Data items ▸
# # # # #
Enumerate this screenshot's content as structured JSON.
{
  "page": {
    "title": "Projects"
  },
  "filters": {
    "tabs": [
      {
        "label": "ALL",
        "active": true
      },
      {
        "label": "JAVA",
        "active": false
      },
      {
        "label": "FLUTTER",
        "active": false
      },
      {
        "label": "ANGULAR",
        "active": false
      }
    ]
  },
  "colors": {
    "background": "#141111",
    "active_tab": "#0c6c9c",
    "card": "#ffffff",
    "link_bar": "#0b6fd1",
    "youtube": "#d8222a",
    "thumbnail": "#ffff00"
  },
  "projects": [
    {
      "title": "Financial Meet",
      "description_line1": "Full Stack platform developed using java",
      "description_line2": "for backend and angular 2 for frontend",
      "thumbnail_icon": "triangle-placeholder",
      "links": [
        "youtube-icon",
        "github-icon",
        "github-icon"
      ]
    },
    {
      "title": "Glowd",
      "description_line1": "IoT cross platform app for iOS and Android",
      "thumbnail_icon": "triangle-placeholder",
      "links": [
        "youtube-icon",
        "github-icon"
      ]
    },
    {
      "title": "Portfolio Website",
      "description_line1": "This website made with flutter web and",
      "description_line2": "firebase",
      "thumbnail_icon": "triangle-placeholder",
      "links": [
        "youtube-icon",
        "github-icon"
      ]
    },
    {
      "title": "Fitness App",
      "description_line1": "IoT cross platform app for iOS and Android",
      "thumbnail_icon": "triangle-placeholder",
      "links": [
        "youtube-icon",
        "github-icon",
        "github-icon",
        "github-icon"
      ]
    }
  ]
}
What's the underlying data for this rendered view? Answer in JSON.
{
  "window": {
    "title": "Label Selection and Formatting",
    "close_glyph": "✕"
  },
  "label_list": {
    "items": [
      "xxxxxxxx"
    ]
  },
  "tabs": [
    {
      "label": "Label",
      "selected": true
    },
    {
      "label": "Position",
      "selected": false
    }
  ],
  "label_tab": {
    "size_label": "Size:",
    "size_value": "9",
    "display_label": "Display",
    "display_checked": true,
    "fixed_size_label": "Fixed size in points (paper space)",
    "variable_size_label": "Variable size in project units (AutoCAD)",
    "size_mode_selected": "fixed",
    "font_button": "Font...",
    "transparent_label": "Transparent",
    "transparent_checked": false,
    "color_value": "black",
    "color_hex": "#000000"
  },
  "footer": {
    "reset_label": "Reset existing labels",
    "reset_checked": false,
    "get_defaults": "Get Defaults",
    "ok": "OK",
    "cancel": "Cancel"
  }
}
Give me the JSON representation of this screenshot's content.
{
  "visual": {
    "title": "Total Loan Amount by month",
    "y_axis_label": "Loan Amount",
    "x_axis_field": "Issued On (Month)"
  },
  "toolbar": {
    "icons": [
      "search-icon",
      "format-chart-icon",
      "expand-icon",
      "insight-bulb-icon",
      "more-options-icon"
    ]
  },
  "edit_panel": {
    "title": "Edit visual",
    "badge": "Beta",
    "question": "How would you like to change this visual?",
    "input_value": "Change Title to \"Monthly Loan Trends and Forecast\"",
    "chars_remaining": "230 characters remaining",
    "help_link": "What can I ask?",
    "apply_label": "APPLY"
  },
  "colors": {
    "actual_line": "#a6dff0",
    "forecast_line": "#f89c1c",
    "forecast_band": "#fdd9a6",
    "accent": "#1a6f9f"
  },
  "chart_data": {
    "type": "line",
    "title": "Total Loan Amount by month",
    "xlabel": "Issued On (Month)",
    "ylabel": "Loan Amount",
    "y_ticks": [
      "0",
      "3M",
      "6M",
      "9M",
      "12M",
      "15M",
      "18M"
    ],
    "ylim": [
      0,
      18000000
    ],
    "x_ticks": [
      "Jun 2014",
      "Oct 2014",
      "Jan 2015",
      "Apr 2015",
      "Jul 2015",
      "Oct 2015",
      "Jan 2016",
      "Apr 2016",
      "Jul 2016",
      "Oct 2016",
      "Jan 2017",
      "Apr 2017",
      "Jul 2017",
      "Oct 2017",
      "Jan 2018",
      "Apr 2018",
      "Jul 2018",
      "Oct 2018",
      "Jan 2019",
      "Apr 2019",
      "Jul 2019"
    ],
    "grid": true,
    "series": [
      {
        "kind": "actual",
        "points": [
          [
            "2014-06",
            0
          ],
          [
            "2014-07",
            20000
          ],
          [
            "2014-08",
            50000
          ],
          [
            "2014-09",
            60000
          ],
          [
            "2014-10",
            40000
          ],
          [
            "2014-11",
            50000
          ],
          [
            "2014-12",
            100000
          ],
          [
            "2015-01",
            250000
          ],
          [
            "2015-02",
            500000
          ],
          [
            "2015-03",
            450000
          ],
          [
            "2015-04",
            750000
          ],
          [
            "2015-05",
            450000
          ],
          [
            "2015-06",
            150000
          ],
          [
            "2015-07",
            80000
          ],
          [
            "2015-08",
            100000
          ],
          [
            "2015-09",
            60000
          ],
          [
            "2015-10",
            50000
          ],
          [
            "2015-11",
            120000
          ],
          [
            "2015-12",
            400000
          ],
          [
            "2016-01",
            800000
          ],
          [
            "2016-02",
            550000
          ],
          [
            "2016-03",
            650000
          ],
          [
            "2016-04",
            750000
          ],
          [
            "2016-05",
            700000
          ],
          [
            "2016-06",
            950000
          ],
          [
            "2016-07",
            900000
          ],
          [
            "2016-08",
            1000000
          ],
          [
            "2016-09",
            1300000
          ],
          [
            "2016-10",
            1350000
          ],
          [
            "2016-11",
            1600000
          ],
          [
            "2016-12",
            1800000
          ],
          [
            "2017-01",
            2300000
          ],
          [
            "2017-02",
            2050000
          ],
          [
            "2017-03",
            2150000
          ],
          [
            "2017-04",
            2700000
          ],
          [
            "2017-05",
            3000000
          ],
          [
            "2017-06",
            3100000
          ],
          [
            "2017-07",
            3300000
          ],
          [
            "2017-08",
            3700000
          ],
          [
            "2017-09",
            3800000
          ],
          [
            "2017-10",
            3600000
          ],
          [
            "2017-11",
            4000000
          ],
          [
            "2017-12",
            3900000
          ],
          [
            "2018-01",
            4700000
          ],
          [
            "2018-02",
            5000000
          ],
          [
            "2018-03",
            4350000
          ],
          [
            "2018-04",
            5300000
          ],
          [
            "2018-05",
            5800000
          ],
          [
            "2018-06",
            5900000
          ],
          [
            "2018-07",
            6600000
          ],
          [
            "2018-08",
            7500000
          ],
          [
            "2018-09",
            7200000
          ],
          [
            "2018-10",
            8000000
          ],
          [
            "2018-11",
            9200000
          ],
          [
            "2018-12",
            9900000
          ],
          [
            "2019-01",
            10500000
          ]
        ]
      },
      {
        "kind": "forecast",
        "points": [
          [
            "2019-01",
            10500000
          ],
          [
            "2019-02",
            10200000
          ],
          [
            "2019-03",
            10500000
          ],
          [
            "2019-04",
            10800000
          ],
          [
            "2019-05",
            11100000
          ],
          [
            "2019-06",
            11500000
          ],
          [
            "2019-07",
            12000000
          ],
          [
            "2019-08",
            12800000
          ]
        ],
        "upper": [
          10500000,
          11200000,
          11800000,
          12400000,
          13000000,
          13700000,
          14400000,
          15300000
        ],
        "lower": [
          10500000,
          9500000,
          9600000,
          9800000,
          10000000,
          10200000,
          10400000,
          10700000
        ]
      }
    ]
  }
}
# # # # #
TASK TO CARRY OUT ▸ Please repeat the listing above in full and exactly.

RESULT ▸
Enumerate this screenshot's content as structured JSON.
{
  "page": {
    "title": "Projects"
  },
  "filters": {
    "tabs": [
      {
        "label": "ALL",
        "active": true
      },
      {
        "label": "JAVA",
        "active": false
      },
      {
        "label": "FLUTTER",
        "active": false
      },
      {
        "label": "ANGULAR",
        "active": false
      }
    ]
  },
  "colors": {
    "background": "#141111",
    "active_tab": "#0c6c9c",
    "card": "#ffffff",
    "link_bar": "#0b6fd1",
    "youtube": "#d8222a",
    "thumbnail": "#ffff00"
  },
  "projects": [
    {
      "title": "Financial Meet",
      "description_line1": "Full Stack platform developed using java",
      "description_line2": "for backend and angular 2 for frontend",
      "thumbnail_icon": "triangle-placeholder",
      "links": [
        "youtube-icon",
        "github-icon",
        "github-icon"
      ]
    },
    {
      "title": "Glowd",
      "description_line1": "IoT cross platform app for iOS and Android",
      "thumbnail_icon": "triangle-placeholder",
      "links": [
        "youtube-icon",
        "github-icon"
      ]
    },
    {
      "title": "Portfolio Website",
      "description_line1": "This website made with flutter web and",
      "description_line2": "firebase",
      "thumbnail_icon": "triangle-placeholder",
      "links": [
        "youtube-icon",
        "github-icon"
      ]
    },
    {
      "title": "Fitness App",
      "description_line1": "IoT cross platform app for iOS and Android",
      "thumbnail_icon": "triangle-placeholder",
      "links": [
        "youtube-icon",
        "github-icon",
        "github-icon",
        "github-icon"
      ]
    }
  ]
}
What's the underlying data for this rendered view? Answer in JSON.
{
  "window": {
    "title": "Label Selection and Formatting",
    "close_glyph": "✕"
  },
  "label_list": {
    "items": [
      "xxxxxxxx"
    ]
  },
  "tabs": [
    {
      "label": "Label",
      "selected": true
    },
    {
      "label": "Position",
      "selected": false
    }
  ],
  "label_tab": {
    "size_label": "Size:",
    "size_value": "9",
    "display_label": "Display",
    "display_checked": true,
    "fixed_size_label": "Fixed size in points (paper space)",
    "variable_size_label": "Variable size in project units (AutoCAD)",
    "size_mode_selected": "fixed",
    "font_button": "Font...",
    "transparent_label": "Transparent",
    "transparent_checked": false,
    "color_value": "black",
    "color_hex": "#000000"
  },
  "footer": {
    "reset_label": "Reset existing labels",
    "reset_checked": false,
    "get_defaults": "Get Defaults",
    "ok": "OK",
    "cancel": "Cancel"
  }
}
Give me the JSON representation of this screenshot's content.
{
  "visual": {
    "title": "Total Loan Amount by month",
    "y_axis_label": "Loan Amount",
    "x_axis_field": "Issued On (Month)"
  },
  "toolbar": {
    "icons": [
      "search-icon",
      "format-chart-icon",
      "expand-icon",
      "insight-bulb-icon",
      "more-options-icon"
    ]
  },
  "edit_panel": {
    "title": "Edit visual",
    "badge": "Beta",
    "question": "How would you like to change this visual?",
    "input_value": "Change Title to \"Monthly Loan Trends and Forecast\"",
    "chars_remaining": "230 characters remaining",
    "help_link": "What can I ask?",
    "apply_label": "APPLY"
  },
  "colors": {
    "actual_line": "#a6dff0",
    "forecast_line": "#f89c1c",
    "forecast_band": "#fdd9a6",
    "accent": "#1a6f9f"
  },
  "chart_data": {
    "type": "line",
    "title": "Total Loan Amount by month",
    "xlabel": "Issued On (Month)",
    "ylabel": "Loan Amount",
    "y_ticks": [
      "0",
      "3M",
      "6M",
      "9M",
      "12M",
      "15M",
      "18M"
    ],
    "ylim": [
      0,
      18000000
    ],
    "x_ticks": [
      "Jun 2014",
      "Oct 2014",
      "Jan 2015",
      "Apr 2015",
      "Jul 2015",
      "Oct 2015",
      "Jan 2016",
      "Apr 2016",
      "Jul 2016",
      "Oct 2016",
      "Jan 2017",
      "Apr 2017",
      "Jul 2017",
      "Oct 2017",
      "Jan 2018",
      "Apr 2018",
      "Jul 2018",
      "Oct 2018",
      "Jan 2019",
      "Apr 2019",
      "Jul 2019"
    ],
    "grid": true,
    "series": [
      {
        "kind": "actual",
        "points": [
          [
            "2014-06",
            0
          ],
          [
            "2014-07",
            20000
          ],
          [
            "2014-08",
            50000
          ],
          [
            "2014-09",
            60000
          ],
          [
            "2014-10",
            40000
          ],
          [
            "2014-11",
            50000
          ],
          [
            "2014-12",
            100000
          ],
          [
            "2015-01",
            250000
          ],
          [
            "2015-02",
            500000
          ],
          [
            "2015-03",
            450000
          ],
          [
            "2015-04",
            750000
          ],
          [
            "2015-05",
            450000
          ],
          [
            "2015-06",
            150000
          ],
          [
            "2015-07",
            80000
          ],
          [
            "2015-08",
            100000
          ],
          [
            "2015-09",
            60000
          ],
          [
            "2015-10",
            50000
          ],
          [
            "2015-11",
            120000
          ],
          [
            "2015-12",
            400000
          ],
          [
            "2016-01",
            800000
          ],
          [
            "2016-02",
            550000
          ],
          [
            "2016-03",
            650000
          ],
          [
            "2016-04",
            750000
          ],
          [
            "2016-05",
            700000
          ],
          [
            "2016-06",
            950000
          ],
          [
            "2016-07",
            900000
          ],
          [
            "2016-08",
            1000000
          ],
          [
            "2016-09",
            1300000
          ],
          [
            "2016-10",
            1350000
          ],
          [
            "2016-11",
            1600000
          ],
          [
            "2016-12",
            1800000
          ],
          [
            "2017-01",
            2300000
          ],
          [
            "2017-02",
            2050000
          ],
          [
            "2017-03",
            2150000
          ],
          [
            "2017-04",
            2700000
          ],
          [
            "2017-05",
            3000000
          ],
          [
            "2017-06",
            3100000
          ],
          [
            "2017-07",
            3300000
          ],
          [
            "2017-08",
            3700000
          ],
          [
            "2017-09",
            3800000
          ],
          [
            "2017-10",
            3600000
          ],
          [
            "2017-11",
            4000000
          ],
          [
            "2017-12",
            3900000
          ],
          [
            "2018-01",
            4700000
          ],
          [
            "2018-02",
            5000000
          ],
          [
            "2018-03",
            4350000
          ],
          [
            "2018-04",
            5300000
          ],
          [
            "2018-05",
            5800000
          ],
          [
            "2018-06",
            5900000
          ],
          [
            "2018-07",
            6600000
          ],
          [
            "2018-08",
            7500000
          ],
          [
            "2018-09",
            7200000
          ],
          [
            "2018-10",
            8000000
          ],
          [
            "2018-11",
            9200000
          ],
          [
            "2018-12",
            9900000
          ],
          [
            "2019-01",
            10500000
          ]
        ]
      },
      {
        "kind": "forecast",
        "points": [
          [
            "2019-01",
            10500000
          ],
          [
            "2019-02",
            10200000
          ],
          [
            "2019-03",
            10500000
          ],
          [
            "2019-04",
            10800000
          ],
          [
            "2019-05",
            11100000
          ],
          [
            "2019-06",
            11500000
          ],
          [
            "2019-07",
            12000000
          ],
          [
            "2019-08",
            12800000
          ]
        ],
        "upper": [
          10500000,
          11200000,
          11800000,
          12400000,
          13000000,
          13700000,
          14400000,
          15300000
        ],
        "lower": [
          10500000,
          9500000,
          9600000,
          9800000,
          10000000,
          10200000,
          10400000,
          10700000
        ]
      }
    ]
  }
}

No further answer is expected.